TEXT EXCERPT:
Installation on Linux, contents

Requirements
  • MATLAB R2022a or newer (tested on R2022a, R2022b, R2023a)
  • Python 3.8, 3.9, 3.10; tested on 3.9
  • List of Python versions compatible with various MATLAB releases
  • Pytorch 1.10.0, (newer versions may not be compatible with Matlab installation)
  • CUDA compatible GPU (CUDA 11.1) is highly recommended, CPU can also be used but it is significantly slower

Python installation
Python for SAM is installed using miniconda, the instructions below are combined from recommendations from https://docs.anaconda.com/free/miniconda

  • Start terminal
  • Make a new directory for miniconda installation
    >> mkdir -p ~/miniconda3
  • Pick a suitable miniconda installation from https://repo.anaconda.com/miniconda
    Tested on Miniconda3-py39_23.11.0-2-Linux-x86_64.sh
    Type the following command by replacing the corresponding link with the desired one:
    >> wget https://repo.anaconda.com/miniconda/Miniconda3-py39_23.11.0-2-Linux-x86_64.sh -O ~/miniconda3/miniconda.sh
    >> bash ~/miniconda3/miniconda.sh -b -u -p ~/miniconda3
    >> rm -rf ~/miniconda3/miniconda.sh

  • Initialize for bash shell:
    >> ~/miniconda3/bin/conda init bash
  • Close and reopen terminal after this operation
  • Create a new environment for Python with SAM (replace python version with the installed)
    >> conda create --prefix ~/miniconda3/envs/sam4mib python=3.9
  • Activate the environment
    >> conda activate ~/miniconda3/envs/sam4mib


Install required python packages
requirements.txt
All the following steps can be substituted by installing required packages using requirements_linux.txt
Download requirements_linux.txt and use the following command to install packages:
(sam4mib)>> pip3 install -r requirements_linux.txt
After the installation, segment-anything can be located within "site-packages" directory of the sam4mib environment, e.g.

TASK DESCRIPTION: Reproduce the installation guide word for word, starting with "Install required python" and going on through "sam4mib environment, e.g.". The rows that come next have no connection to the installation guide above.

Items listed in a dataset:
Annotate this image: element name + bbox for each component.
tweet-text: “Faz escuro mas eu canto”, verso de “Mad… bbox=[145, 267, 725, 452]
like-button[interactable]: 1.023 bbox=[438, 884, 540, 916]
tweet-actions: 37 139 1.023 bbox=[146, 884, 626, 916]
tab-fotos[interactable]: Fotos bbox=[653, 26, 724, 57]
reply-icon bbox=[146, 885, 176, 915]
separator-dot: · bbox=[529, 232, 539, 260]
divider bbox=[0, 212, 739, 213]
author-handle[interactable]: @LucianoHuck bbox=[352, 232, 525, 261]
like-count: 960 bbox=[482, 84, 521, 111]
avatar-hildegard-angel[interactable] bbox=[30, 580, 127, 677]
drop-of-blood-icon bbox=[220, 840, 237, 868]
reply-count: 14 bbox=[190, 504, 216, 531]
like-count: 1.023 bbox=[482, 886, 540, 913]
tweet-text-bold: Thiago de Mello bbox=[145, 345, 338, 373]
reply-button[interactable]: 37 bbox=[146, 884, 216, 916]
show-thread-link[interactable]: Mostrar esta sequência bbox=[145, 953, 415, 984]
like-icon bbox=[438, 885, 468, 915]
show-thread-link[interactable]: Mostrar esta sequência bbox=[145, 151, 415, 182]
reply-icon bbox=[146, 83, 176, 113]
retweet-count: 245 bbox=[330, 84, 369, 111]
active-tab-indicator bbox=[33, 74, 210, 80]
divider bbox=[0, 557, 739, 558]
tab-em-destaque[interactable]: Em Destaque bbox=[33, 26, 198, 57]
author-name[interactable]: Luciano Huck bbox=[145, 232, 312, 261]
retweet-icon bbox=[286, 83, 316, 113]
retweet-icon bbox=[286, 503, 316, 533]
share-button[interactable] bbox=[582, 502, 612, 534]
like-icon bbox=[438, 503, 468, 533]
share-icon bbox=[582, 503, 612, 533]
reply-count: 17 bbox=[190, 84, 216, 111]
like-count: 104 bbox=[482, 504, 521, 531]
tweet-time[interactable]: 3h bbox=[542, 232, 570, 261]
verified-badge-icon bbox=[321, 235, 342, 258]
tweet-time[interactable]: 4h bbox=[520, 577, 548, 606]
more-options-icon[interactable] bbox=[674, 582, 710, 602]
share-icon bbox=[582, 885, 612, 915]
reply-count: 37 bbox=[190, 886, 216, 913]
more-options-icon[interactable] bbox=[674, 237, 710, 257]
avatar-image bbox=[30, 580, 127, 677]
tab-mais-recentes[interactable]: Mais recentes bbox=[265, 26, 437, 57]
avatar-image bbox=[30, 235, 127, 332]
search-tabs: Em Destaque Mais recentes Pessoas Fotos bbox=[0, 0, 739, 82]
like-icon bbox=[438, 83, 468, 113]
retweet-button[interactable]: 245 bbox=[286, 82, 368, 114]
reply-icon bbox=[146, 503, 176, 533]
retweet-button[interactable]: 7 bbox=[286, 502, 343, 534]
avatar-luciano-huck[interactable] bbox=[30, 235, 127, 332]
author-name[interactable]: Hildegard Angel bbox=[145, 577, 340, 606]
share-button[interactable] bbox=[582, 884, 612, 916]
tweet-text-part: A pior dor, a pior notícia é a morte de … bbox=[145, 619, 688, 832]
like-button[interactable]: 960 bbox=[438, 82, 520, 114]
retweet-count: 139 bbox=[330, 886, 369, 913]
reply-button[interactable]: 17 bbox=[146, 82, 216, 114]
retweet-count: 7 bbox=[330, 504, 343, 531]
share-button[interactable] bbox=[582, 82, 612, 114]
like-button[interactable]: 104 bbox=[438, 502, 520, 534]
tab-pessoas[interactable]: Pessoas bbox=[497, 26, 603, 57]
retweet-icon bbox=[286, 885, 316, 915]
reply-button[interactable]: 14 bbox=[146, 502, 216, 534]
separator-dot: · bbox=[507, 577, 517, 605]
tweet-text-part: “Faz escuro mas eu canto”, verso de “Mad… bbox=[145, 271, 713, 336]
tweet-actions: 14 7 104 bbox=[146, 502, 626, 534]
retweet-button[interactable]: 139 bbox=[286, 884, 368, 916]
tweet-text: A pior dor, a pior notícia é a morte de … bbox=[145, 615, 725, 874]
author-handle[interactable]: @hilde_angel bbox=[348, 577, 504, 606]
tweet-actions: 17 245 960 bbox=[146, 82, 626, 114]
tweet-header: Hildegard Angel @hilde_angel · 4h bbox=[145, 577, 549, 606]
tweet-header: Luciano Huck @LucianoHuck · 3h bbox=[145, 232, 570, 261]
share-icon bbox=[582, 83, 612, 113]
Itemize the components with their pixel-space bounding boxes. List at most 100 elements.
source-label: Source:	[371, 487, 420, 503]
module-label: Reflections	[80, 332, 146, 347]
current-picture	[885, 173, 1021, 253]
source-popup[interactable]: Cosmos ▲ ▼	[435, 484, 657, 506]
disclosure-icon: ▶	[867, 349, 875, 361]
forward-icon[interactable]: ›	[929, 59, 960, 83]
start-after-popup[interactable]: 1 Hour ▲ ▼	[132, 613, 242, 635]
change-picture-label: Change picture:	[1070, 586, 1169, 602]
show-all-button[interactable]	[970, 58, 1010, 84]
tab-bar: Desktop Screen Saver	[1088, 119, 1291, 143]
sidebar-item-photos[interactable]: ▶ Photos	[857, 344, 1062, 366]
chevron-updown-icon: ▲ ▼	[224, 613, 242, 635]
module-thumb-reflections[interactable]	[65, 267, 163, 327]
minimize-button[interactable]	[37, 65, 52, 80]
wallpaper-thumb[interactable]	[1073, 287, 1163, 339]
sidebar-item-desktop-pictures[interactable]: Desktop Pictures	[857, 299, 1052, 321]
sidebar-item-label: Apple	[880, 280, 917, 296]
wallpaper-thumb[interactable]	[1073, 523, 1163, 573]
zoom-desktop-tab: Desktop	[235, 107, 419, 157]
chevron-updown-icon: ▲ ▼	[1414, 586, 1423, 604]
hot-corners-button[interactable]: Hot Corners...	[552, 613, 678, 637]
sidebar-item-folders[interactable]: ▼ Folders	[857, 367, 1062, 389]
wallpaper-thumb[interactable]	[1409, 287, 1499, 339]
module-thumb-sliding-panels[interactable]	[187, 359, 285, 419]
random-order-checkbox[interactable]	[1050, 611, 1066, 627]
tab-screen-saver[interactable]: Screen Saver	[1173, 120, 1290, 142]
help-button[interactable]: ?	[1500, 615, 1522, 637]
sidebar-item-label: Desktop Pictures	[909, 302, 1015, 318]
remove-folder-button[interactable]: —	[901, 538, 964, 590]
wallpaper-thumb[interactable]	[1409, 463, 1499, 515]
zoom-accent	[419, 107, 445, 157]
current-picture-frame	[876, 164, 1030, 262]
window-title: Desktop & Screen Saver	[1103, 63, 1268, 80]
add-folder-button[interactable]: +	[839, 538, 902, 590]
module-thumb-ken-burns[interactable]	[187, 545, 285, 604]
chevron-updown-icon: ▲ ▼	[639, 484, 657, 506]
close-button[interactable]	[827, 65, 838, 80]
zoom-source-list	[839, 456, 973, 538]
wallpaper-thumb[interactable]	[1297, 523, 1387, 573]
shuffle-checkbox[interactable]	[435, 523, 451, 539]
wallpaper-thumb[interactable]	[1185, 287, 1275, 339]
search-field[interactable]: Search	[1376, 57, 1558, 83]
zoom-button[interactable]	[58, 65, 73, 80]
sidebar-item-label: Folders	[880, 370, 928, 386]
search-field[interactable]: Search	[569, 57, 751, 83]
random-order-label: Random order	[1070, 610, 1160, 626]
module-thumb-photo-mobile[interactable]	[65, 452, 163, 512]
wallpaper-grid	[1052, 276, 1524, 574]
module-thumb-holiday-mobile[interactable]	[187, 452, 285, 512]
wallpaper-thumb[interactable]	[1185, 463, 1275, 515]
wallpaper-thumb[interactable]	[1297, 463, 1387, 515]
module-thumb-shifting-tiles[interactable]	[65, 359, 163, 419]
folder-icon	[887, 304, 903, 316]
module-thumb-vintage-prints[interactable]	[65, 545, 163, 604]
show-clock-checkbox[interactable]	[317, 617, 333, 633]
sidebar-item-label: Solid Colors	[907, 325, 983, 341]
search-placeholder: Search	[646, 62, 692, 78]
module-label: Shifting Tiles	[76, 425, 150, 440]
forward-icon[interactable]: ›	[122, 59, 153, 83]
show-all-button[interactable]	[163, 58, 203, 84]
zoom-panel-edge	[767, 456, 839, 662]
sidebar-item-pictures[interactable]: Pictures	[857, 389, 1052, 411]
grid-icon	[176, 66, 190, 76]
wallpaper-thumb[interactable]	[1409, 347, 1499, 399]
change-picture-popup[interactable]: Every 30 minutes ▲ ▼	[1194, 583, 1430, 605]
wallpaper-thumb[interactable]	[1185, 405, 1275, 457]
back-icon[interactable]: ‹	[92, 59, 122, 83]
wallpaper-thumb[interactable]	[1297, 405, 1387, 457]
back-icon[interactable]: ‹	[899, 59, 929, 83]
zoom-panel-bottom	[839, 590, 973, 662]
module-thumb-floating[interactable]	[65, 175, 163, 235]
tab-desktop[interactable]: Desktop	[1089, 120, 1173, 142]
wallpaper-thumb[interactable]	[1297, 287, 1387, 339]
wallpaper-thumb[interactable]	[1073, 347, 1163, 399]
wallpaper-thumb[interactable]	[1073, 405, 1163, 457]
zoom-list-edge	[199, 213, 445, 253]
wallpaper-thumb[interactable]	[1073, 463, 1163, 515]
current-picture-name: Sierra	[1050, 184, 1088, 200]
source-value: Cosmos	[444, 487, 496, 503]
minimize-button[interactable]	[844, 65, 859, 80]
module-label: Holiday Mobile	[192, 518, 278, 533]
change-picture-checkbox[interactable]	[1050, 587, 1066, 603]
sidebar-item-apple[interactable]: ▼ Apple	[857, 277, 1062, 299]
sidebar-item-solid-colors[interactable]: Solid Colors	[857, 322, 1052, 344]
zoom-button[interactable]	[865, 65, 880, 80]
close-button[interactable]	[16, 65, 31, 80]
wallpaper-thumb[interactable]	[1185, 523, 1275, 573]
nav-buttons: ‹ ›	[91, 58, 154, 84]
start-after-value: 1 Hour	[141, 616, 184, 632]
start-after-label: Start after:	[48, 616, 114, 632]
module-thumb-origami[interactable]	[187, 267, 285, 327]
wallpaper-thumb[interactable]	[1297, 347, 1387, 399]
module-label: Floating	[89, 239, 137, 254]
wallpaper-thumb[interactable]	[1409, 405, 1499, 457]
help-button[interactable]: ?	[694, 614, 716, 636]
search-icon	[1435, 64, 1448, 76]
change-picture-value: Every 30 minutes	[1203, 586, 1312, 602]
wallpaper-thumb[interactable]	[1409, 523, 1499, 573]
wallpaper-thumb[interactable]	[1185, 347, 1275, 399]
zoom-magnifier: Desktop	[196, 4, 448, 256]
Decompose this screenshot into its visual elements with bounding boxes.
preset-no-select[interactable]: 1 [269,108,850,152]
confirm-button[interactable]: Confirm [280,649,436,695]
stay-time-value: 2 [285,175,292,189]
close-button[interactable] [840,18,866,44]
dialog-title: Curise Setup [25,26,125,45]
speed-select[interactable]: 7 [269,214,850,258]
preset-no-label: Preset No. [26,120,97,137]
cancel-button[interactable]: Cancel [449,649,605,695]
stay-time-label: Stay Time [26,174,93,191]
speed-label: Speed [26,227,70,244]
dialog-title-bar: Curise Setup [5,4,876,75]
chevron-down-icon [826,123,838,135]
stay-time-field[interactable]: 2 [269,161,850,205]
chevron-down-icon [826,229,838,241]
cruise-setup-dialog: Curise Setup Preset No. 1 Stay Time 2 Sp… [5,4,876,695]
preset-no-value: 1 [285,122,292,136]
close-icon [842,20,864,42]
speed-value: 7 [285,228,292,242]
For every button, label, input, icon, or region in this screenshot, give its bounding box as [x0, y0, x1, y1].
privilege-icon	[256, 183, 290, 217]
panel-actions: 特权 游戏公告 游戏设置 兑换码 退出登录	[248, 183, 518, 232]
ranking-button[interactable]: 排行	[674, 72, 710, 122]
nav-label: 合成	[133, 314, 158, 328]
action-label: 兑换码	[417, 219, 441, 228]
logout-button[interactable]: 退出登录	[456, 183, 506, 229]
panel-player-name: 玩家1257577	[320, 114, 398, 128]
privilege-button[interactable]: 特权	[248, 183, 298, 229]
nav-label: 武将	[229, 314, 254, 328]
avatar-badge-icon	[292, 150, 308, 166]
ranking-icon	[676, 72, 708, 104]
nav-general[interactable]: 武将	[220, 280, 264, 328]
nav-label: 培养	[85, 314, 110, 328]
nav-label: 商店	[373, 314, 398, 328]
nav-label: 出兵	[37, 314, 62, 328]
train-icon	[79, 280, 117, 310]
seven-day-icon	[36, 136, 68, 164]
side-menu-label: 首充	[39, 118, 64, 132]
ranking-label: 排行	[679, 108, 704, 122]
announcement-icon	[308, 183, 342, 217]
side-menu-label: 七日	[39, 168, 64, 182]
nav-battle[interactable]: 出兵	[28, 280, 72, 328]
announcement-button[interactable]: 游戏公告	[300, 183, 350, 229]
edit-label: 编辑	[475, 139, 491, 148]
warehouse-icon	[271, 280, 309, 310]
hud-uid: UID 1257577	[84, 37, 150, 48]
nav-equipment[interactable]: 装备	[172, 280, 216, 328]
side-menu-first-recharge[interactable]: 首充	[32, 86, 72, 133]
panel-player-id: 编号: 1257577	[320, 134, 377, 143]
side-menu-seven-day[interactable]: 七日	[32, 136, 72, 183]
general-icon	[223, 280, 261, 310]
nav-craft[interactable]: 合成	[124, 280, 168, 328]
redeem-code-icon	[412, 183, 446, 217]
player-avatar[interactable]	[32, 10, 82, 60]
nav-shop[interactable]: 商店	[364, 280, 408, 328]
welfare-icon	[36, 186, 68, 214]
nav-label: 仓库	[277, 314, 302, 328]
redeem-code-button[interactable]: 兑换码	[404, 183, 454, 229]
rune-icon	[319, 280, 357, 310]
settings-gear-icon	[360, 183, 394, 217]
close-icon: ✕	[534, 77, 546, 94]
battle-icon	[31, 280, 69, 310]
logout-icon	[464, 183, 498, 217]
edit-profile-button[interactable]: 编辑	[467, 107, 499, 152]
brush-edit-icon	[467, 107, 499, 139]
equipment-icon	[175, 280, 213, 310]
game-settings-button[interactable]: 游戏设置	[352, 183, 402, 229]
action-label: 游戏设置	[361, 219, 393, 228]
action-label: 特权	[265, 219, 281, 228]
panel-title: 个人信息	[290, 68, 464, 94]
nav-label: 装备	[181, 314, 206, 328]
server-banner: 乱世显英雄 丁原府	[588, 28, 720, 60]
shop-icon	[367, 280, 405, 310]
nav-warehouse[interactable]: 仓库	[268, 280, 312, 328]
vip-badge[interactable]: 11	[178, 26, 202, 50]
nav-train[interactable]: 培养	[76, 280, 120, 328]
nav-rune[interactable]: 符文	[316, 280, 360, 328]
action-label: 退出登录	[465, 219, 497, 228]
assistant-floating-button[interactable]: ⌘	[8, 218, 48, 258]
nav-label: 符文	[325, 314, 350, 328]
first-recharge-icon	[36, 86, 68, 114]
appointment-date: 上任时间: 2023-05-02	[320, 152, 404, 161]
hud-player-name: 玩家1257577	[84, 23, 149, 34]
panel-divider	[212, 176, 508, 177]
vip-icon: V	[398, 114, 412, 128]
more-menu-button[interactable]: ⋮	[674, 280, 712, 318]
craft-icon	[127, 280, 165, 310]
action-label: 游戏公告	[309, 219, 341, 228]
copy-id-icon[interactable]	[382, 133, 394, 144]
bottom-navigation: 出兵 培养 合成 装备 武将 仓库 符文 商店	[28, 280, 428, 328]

SOLUTION TO THIS PROBLEM:
Install required python packages
requirements.txt
All the following steps can be substituted by installing required packages using requirements_linux.txt
Download requirements_linux.txt and use the following command to install packages:
(sam4mib)>> pip3 install -r requirements_linux.txt
After the installation, segment-anything can be located within "site-packages" directory of the sam4mib environment, e.g.